(Data excerpts)
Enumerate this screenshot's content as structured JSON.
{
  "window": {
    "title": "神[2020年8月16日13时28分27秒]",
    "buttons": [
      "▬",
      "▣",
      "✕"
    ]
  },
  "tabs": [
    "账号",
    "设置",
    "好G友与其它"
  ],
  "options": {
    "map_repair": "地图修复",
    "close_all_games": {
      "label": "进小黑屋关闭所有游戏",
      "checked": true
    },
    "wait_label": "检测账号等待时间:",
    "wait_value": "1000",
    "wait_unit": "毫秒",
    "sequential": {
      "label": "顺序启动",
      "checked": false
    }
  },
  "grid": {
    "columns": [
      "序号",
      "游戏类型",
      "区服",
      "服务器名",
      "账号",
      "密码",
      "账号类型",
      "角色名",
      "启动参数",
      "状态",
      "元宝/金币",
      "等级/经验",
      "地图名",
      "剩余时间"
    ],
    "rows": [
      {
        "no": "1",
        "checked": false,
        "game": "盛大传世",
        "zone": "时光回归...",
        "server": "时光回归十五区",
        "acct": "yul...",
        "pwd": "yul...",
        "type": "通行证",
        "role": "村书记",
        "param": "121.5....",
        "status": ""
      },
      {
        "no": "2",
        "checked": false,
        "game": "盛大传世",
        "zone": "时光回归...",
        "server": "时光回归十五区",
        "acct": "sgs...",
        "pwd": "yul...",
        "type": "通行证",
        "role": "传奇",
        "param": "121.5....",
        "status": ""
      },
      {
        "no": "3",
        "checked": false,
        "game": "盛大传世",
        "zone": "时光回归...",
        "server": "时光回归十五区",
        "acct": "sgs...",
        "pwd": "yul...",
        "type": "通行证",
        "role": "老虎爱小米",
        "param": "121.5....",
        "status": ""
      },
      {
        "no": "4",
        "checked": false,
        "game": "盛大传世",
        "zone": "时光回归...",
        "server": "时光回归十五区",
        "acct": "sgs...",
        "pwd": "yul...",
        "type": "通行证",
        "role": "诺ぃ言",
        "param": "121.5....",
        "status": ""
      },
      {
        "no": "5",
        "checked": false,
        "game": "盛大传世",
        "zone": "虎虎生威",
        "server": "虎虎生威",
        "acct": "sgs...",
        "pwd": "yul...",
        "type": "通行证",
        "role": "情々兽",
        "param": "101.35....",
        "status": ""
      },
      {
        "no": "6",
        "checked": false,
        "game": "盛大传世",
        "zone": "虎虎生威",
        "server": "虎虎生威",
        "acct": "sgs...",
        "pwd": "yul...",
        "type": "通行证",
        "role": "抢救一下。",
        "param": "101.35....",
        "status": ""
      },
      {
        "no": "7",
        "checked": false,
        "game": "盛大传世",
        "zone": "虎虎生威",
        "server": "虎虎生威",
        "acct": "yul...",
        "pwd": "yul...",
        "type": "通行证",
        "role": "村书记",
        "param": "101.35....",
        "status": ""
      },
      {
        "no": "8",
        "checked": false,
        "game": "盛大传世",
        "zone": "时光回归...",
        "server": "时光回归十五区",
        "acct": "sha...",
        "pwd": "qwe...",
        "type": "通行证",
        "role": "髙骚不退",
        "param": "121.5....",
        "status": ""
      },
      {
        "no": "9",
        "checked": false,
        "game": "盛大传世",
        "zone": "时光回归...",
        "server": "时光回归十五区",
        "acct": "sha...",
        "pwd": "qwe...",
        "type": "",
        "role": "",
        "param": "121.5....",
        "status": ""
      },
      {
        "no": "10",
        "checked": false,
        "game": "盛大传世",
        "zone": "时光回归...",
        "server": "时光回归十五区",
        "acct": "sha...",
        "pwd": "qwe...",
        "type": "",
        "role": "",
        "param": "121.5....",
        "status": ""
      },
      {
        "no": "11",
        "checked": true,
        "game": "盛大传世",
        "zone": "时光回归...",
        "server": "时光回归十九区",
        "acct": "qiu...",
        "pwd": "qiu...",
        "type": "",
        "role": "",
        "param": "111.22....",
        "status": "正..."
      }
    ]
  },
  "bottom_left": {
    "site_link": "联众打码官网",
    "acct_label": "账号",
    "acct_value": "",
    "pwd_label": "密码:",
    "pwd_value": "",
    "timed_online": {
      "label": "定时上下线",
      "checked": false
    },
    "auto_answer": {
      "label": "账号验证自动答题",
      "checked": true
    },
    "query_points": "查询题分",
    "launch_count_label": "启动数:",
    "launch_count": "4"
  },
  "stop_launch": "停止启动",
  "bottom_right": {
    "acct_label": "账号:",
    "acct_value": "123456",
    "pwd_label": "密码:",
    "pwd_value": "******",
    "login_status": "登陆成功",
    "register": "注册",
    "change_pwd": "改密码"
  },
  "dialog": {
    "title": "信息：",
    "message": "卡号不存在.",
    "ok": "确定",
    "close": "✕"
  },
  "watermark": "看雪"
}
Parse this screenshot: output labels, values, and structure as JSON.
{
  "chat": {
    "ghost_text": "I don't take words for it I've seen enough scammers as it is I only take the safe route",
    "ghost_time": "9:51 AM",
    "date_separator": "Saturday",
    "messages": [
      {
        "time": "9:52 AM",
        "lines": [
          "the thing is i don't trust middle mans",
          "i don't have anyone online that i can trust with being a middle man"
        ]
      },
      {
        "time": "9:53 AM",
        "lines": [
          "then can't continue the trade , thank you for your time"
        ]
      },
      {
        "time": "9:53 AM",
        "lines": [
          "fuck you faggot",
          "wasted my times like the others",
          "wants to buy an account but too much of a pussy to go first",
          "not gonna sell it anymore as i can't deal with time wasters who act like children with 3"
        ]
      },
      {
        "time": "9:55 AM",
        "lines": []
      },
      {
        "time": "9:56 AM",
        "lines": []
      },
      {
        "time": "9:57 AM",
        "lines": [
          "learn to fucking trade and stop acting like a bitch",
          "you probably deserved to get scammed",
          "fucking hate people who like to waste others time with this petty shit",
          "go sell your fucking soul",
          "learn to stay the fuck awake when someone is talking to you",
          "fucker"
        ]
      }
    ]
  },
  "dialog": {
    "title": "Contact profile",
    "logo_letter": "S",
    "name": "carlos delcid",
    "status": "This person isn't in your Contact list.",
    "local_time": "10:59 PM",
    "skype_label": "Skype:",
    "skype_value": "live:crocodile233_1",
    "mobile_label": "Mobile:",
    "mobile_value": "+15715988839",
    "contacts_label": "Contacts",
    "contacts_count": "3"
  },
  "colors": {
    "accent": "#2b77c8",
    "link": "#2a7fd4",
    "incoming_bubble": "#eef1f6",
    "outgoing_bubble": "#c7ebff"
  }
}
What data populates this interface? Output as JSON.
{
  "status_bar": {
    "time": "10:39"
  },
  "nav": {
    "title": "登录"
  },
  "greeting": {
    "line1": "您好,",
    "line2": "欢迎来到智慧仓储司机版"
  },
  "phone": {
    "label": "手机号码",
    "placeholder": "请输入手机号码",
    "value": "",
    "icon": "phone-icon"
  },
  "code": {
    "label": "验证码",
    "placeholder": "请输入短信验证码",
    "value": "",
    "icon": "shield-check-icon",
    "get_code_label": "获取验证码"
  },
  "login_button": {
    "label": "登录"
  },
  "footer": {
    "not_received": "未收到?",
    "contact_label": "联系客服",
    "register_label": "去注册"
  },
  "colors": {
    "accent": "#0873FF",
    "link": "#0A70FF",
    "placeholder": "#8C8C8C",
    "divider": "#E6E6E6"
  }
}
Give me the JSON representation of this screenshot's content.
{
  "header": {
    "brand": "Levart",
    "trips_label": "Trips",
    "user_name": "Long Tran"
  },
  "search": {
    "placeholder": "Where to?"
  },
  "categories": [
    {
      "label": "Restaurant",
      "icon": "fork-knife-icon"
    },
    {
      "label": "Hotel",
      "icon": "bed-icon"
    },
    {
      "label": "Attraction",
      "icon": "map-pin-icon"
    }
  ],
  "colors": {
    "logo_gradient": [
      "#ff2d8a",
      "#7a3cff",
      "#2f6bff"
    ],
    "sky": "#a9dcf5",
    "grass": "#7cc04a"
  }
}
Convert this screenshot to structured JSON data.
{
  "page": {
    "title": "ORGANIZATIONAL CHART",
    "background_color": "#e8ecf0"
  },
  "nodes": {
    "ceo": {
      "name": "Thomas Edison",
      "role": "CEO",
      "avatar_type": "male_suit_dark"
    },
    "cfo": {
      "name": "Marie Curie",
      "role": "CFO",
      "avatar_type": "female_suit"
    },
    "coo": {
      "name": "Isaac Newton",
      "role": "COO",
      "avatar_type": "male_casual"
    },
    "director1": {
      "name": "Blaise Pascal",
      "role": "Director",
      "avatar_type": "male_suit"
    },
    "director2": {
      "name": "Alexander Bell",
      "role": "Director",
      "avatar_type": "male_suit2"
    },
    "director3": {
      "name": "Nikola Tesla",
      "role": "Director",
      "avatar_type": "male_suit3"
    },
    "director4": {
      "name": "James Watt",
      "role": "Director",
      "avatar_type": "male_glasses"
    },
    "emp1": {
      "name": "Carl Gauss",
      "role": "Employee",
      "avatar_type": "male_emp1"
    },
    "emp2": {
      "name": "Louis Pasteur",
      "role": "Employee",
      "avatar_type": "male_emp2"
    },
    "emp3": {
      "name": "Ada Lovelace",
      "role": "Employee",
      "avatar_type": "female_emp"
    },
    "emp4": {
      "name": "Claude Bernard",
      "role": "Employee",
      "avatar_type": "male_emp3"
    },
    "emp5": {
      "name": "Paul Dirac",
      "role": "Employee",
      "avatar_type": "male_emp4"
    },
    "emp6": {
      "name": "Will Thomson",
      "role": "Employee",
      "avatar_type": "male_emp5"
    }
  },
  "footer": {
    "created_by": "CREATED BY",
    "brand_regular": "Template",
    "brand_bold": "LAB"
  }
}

• **WORK TO DO**: Repeat exactly the lines above from the line that contains "Convert this screenshot" through the end. Include both of these ends; leave out everything else.

• **RIGHT ANSWER**:
Convert this screenshot to structured JSON data.
{
  "page": {
    "title": "ORGANIZATIONAL CHART",
    "background_color": "#e8ecf0"
  },
  "nodes": {
    "ceo": {
      "name": "Thomas Edison",
      "role": "CEO",
      "avatar_type": "male_suit_dark"
    },
    "cfo": {
      "name": "Marie Curie",
      "role": "CFO",
      "avatar_type": "female_suit"
    },
    "coo": {
      "name": "Isaac Newton",
      "role": "COO",
      "avatar_type": "male_casual"
    },
    "director1": {
      "name": "Blaise Pascal",
      "role": "Director",
      "avatar_type": "male_suit"
    },
    "director2": {
      "name": "Alexander Bell",
      "role": "Director",
      "avatar_type": "male_suit2"
    },
    "director3": {
      "name": "Nikola Tesla",
      "role": "Director",
      "avatar_type": "male_suit3"
    },
    "director4": {
      "name": "James Watt",
      "role": "Director",
      "avatar_type": "male_glasses"
    },
    "emp1": {
      "name": "Carl Gauss",
      "role": "Employee",
      "avatar_type": "male_emp1"
    },
    "emp2": {
      "name": "Louis Pasteur",
      "role": "Employee",
      "avatar_type": "male_emp2"
    },
    "emp3": {
      "name": "Ada Lovelace",
      "role": "Employee",
      "avatar_type": "female_emp"
    },
    "emp4": {
      "name": "Claude Bernard",
      "role": "Employee",
      "avatar_type": "male_emp3"
    },
    "emp5": {
      "name": "Paul Dirac",
      "role": "Employee",
      "avatar_type": "male_emp4"
    },
    "emp6": {
      "name": "Will Thomson",
      "role": "Employee",
      "avatar_type": "male_emp5"
    }
  },
  "footer": {
    "created_by": "CREATED BY",
    "brand_regular": "Template",
    "brand_bold": "LAB"
  }
}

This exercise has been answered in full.